* start DATA RECORDS *

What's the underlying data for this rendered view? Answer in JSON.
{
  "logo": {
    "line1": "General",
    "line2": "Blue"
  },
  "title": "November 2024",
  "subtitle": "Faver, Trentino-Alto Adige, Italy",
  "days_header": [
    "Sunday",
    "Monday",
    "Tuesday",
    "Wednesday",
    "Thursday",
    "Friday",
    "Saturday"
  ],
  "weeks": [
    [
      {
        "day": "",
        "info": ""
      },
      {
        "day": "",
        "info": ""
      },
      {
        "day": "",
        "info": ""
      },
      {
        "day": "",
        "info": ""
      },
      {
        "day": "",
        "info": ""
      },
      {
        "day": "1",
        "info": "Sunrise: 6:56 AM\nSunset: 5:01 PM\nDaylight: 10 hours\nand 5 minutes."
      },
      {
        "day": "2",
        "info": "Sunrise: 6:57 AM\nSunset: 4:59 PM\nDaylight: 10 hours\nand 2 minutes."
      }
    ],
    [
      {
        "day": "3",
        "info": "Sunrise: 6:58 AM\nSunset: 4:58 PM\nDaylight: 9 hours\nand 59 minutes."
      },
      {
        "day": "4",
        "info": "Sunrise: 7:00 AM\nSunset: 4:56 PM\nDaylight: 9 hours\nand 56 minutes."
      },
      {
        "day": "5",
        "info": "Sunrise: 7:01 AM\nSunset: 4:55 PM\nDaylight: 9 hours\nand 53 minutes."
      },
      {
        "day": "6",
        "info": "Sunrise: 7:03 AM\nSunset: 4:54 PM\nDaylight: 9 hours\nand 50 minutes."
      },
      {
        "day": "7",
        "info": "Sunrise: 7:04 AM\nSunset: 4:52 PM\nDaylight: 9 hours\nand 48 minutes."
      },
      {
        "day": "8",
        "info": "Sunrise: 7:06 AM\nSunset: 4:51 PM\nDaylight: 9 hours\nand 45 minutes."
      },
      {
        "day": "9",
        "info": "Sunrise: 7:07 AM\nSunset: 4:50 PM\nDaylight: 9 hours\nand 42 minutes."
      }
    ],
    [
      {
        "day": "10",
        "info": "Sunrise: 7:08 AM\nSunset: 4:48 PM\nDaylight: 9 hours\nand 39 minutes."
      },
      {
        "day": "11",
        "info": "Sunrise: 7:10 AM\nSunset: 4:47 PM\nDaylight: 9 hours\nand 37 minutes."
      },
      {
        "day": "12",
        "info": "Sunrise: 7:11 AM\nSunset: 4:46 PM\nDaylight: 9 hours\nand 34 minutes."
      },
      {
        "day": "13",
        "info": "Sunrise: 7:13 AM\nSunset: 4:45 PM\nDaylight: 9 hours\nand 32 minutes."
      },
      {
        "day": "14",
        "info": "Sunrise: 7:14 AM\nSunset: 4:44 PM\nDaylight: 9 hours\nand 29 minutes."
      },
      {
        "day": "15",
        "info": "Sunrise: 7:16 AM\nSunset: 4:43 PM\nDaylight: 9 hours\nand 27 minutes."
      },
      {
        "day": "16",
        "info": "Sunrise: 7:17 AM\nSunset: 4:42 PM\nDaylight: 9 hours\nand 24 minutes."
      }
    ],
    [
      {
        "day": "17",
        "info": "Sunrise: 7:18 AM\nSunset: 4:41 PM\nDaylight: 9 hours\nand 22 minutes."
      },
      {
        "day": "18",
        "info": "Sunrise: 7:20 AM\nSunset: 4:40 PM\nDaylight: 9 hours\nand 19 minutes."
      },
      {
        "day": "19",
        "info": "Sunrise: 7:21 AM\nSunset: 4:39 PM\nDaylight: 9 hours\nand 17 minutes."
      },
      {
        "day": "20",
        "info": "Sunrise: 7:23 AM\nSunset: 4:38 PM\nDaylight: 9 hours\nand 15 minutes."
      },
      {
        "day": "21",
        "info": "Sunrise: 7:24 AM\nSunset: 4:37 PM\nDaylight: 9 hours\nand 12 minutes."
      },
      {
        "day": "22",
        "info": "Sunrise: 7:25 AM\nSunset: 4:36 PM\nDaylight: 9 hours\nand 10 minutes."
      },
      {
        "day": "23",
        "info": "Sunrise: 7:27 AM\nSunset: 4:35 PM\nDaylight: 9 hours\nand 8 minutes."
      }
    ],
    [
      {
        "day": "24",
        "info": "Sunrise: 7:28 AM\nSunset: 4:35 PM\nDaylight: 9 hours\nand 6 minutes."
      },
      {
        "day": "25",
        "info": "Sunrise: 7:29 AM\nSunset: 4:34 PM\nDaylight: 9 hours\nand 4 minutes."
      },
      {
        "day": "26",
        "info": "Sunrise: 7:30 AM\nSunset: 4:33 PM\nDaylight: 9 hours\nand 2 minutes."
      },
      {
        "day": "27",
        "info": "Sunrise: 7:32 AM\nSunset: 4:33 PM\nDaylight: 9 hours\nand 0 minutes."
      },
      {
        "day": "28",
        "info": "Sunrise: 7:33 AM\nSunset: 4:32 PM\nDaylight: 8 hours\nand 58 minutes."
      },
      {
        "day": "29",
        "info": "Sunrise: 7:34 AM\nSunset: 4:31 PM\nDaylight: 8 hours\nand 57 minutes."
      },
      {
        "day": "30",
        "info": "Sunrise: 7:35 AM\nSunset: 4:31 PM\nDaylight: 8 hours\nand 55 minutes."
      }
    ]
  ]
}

* end DATA RECORDS *

**PROBLEM DETAILS**
Reproduce the listing shown above in its entirety, exactly.

**WRITTEN ANSWER**
What's the underlying data for this rendered view? Answer in JSON.
{
  "logo": {
    "line1": "General",
    "line2": "Blue"
  },
  "title": "November 2024",
  "subtitle": "Faver, Trentino-Alto Adige, Italy",
  "days_header": [
    "Sunday",
    "Monday",
    "Tuesday",
    "Wednesday",
    "Thursday",
    "Friday",
    "Saturday"
  ],
  "weeks": [
    [
      {
        "day": "",
        "info": ""
      },
      {
        "day": "",
        "info": ""
      },
      {
        "day": "",
        "info": ""
      },
      {
        "day": "",
        "info": ""
      },
      {
        "day": "",
        "info": ""
      },
      {
        "day": "1",
        "info": "Sunrise: 6:56 AM\nSunset: 5:01 PM\nDaylight: 10 hours\nand 5 minutes."
      },
      {
        "day": "2",
        "info": "Sunrise: 6:57 AM\nSunset: 4:59 PM\nDaylight: 10 hours\nand 2 minutes."
      }
    ],
    [
      {
        "day": "3",
        "info": "Sunrise: 6:58 AM\nSunset: 4:58 PM\nDaylight: 9 hours\nand 59 minutes."
      },
      {
        "day": "4",
        "info": "Sunrise: 7:00 AM\nSunset: 4:56 PM\nDaylight: 9 hours\nand 56 minutes."
      },
      {
        "day": "5",
        "info": "Sunrise: 7:01 AM\nSunset: 4:55 PM\nDaylight: 9 hours\nand 53 minutes."
      },
      {
        "day": "6",
        "info": "Sunrise: 7:03 AM\nSunset: 4:54 PM\nDaylight: 9 hours\nand 50 minutes."
      },
      {
        "day": "7",
        "info": "Sunrise: 7:04 AM\nSunset: 4:52 PM\nDaylight: 9 hours\nand 48 minutes."
      },
      {
        "day": "8",
        "info": "Sunrise: 7:06 AM\nSunset: 4:51 PM\nDaylight: 9 hours\nand 45 minutes."
      },
      {
        "day": "9",
        "info": "Sunrise: 7:07 AM\nSunset: 4:50 PM\nDaylight: 9 hours\nand 42 minutes."
      }
    ],
    [
      {
        "day": "10",
        "info": "Sunrise: 7:08 AM\nSunset: 4:48 PM\nDaylight: 9 hours\nand 39 minutes."
      },
      {
        "day": "11",
        "info": "Sunrise: 7:10 AM\nSunset: 4:47 PM\nDaylight: 9 hours\nand 37 minutes."
      },
      {
        "day": "12",
        "info": "Sunrise: 7:11 AM\nSunset: 4:46 PM\nDaylight: 9 hours\nand 34 minutes."
      },
      {
        "day": "13",
        "info": "Sunrise: 7:13 AM\nSunset: 4:45 PM\nDaylight: 9 hours\nand 32 minutes."
      },
      {
        "day": "14",
        "info": "Sunrise: 7:14 AM\nSunset: 4:44 PM\nDaylight: 9 hours\nand 29 minutes."
      },
      {
        "day": "15",
        "info": "Sunrise: 7:16 AM\nSunset: 4:43 PM\nDaylight: 9 hours\nand 27 minutes."
      },
      {
        "day": "16",
        "info": "Sunrise: 7:17 AM\nSunset: 4:42 PM\nDaylight: 9 hours\nand 24 minutes."
      }
    ],
    [
      {
        "day": "17",
        "info": "Sunrise: 7:18 AM\nSunset: 4:41 PM\nDaylight: 9 hours\nand 22 minutes."
      },
      {
        "day": "18",
        "info": "Sunrise: 7:20 AM\nSunset: 4:40 PM\nDaylight: 9 hours\nand 19 minutes."
      },
      {
        "day": "19",
        "info": "Sunrise: 7:21 AM\nSunset: 4:39 PM\nDaylight: 9 hours\nand 17 minutes."
      },
      {
        "day": "20",
        "info": "Sunrise: 7:23 AM\nSunset: 4:38 PM\nDaylight: 9 hours\nand 15 minutes."
      },
      {
        "day": "21",
        "info": "Sunrise: 7:24 AM\nSunset: 4:37 PM\nDaylight: 9 hours\nand 12 minutes."
      },
      {
        "day": "22",
        "info": "Sunrise: 7:25 AM\nSunset: 4:36 PM\nDaylight: 9 hours\nand 10 minutes."
      },
      {
        "day": "23",
        "info": "Sunrise: 7:27 AM\nSunset: 4:35 PM\nDaylight: 9 hours\nand 8 minutes."
      }
    ],
    [
      {
        "day": "24",
        "info": "Sunrise: 7:28 AM\nSunset: 4:35 PM\nDaylight: 9 hours\nand 6 minutes."
      },
      {
        "day": "25",
        "info": "Sunrise: 7:29 AM\nSunset: 4:34 PM\nDaylight: 9 hours\nand 4 minutes."
      },
      {
        "day": "26",
        "info": "Sunrise: 7:30 AM\nSunset: 4:33 PM\nDaylight: 9 hours\nand 2 minutes."
      },
      {
        "day": "27",
        "info": "Sunrise: 7:32 AM\nSunset: 4:33 PM\nDaylight: 9 hours\nand 0 minutes."
      },
      {
        "day": "28",
        "info": "Sunrise: 7:33 AM\nSunset: 4:32 PM\nDaylight: 8 hours\nand 58 minutes."
      },
      {
        "day": "29",
        "info": "Sunrise: 7:34 AM\nSunset: 4:31 PM\nDaylight: 8 hours\nand 57 minutes."
      },
      {
        "day": "30",
        "info": "Sunrise: 7:35 AM\nSunset: 4:31 PM\nDaylight: 8 hours\nand 55 minutes."
      }
    ]
  ]
}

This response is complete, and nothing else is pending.